Can you give all the records again without altering a single character?

_Collected data:_

=======

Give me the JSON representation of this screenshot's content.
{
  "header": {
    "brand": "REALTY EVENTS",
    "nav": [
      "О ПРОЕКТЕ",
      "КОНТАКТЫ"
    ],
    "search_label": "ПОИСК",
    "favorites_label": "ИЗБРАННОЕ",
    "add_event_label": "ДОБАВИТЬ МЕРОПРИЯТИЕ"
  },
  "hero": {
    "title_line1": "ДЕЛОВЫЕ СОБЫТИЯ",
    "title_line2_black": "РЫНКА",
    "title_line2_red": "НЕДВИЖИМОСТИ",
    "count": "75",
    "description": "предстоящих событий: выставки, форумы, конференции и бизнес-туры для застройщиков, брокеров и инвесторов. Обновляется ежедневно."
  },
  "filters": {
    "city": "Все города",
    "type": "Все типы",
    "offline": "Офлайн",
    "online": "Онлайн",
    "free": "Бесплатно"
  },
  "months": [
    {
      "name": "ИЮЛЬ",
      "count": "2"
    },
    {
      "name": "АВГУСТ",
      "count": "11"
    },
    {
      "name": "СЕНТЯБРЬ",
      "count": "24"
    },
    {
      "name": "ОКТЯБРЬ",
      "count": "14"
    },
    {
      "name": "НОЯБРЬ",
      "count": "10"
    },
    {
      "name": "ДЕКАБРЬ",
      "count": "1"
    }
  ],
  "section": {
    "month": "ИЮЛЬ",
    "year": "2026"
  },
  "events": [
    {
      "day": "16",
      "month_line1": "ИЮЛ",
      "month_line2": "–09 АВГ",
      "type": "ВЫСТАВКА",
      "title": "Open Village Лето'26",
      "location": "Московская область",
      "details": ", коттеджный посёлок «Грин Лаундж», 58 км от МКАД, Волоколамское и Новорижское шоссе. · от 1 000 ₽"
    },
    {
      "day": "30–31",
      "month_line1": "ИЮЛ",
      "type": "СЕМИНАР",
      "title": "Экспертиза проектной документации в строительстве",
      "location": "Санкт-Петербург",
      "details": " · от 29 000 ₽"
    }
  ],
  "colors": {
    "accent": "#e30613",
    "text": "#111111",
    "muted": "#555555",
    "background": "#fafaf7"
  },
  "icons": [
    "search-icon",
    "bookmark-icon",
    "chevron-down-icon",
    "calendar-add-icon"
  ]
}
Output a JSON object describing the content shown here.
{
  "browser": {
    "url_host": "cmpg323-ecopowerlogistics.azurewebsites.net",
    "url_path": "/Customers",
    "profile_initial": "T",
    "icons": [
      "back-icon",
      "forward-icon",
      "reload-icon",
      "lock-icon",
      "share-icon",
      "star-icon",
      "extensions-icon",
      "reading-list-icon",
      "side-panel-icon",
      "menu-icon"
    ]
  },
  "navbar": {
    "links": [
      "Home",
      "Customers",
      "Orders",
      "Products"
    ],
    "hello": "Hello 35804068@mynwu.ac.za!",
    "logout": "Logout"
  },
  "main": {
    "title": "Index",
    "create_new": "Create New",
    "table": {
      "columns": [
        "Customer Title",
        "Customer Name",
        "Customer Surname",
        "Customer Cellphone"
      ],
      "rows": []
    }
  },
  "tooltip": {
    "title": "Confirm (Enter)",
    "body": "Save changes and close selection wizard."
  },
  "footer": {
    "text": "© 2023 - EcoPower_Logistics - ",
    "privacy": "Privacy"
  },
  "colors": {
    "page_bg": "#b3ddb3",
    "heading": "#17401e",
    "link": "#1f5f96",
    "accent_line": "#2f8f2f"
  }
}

=======

_Solution to this exercise:_
Give me the JSON representation of this screenshot's content.
{
  "header": {
    "brand": "REALTY EVENTS",
    "nav": [
      "О ПРОЕКТЕ",
      "КОНТАКТЫ"
    ],
    "search_label": "ПОИСК",
    "favorites_label": "ИЗБРАННОЕ",
    "add_event_label": "ДОБАВИТЬ МЕРОПРИЯТИЕ"
  },
  "hero": {
    "title_line1": "ДЕЛОВЫЕ СОБЫТИЯ",
    "title_line2_black": "РЫНКА",
    "title_line2_red": "НЕДВИЖИМОСТИ",
    "count": "75",
    "description": "предстоящих событий: выставки, форумы, конференции и бизнес-туры для застройщиков, брокеров и инвесторов. Обновляется ежедневно."
  },
  "filters": {
    "city": "Все города",
    "type": "Все типы",
    "offline": "Офлайн",
    "online": "Онлайн",
    "free": "Бесплатно"
  },
  "months": [
    {
      "name": "ИЮЛЬ",
      "count": "2"
    },
    {
      "name": "АВГУСТ",
      "count": "11"
    },
    {
      "name": "СЕНТЯБРЬ",
      "count": "24"
    },
    {
      "name": "ОКТЯБРЬ",
      "count": "14"
    },
    {
      "name": "НОЯБРЬ",
      "count": "10"
    },
    {
      "name": "ДЕКАБРЬ",
      "count": "1"
    }
  ],
  "section": {
    "month": "ИЮЛЬ",
    "year": "2026"
  },
  "events": [
    {
      "day": "16",
      "month_line1": "ИЮЛ",
      "month_line2": "–09 АВГ",
      "type": "ВЫСТАВКА",
      "title": "Open Village Лето'26",
      "location": "Московская область",
      "details": ", коттеджный посёлок «Грин Лаундж», 58 км от МКАД, Волоколамское и Новорижское шоссе. · от 1 000 ₽"
    },
    {
      "day": "30–31",
      "month_line1": "ИЮЛ",
      "type": "СЕМИНАР",
      "title": "Экспертиза проектной документации в строительстве",
      "location": "Санкт-Петербург",
      "details": " · от 29 000 ₽"
    }
  ],
  "colors": {
    "accent": "#e30613",
    "text": "#111111",
    "muted": "#555555",
    "background": "#fafaf7"
  },
  "icons": [
    "search-icon",
    "bookmark-icon",
    "chevron-down-icon",
    "calendar-add-icon"
  ]
}
Output a JSON object describing the content shown here.
{
  "browser": {
    "url_host": "cmpg323-ecopowerlogistics.azurewebsites.net",
    "url_path": "/Customers",
    "profile_initial": "T",
    "icons": [
      "back-icon",
      "forward-icon",
      "reload-icon",
      "lock-icon",
      "share-icon",
      "star-icon",
      "extensions-icon",
      "reading-list-icon",
      "side-panel-icon",
      "menu-icon"
    ]
  },
  "navbar": {
    "links": [
      "Home",
      "Customers",
      "Orders",
      "Products"
    ],
    "hello": "Hello 35804068@mynwu.ac.za!",
    "logout": "Logout"
  },
  "main": {
    "title": "Index",
    "create_new": "Create New",
    "table": {
      "columns": [
        "Customer Title",
        "Customer Name",
        "Customer Surname",
        "Customer Cellphone"
      ],
      "rows": []
    }
  },
  "tooltip": {
    "title": "Confirm (Enter)",
    "body": "Save changes and close selection wizard."
  },
  "footer": {
    "text": "© 2023 - EcoPower_Logistics - ",
    "privacy": "Privacy"
  },
  "colors": {
    "page_bg": "#b3ddb3",
    "heading": "#17401e",
    "link": "#1f5f96",
    "accent_line": "#2f8f2f"
  }
}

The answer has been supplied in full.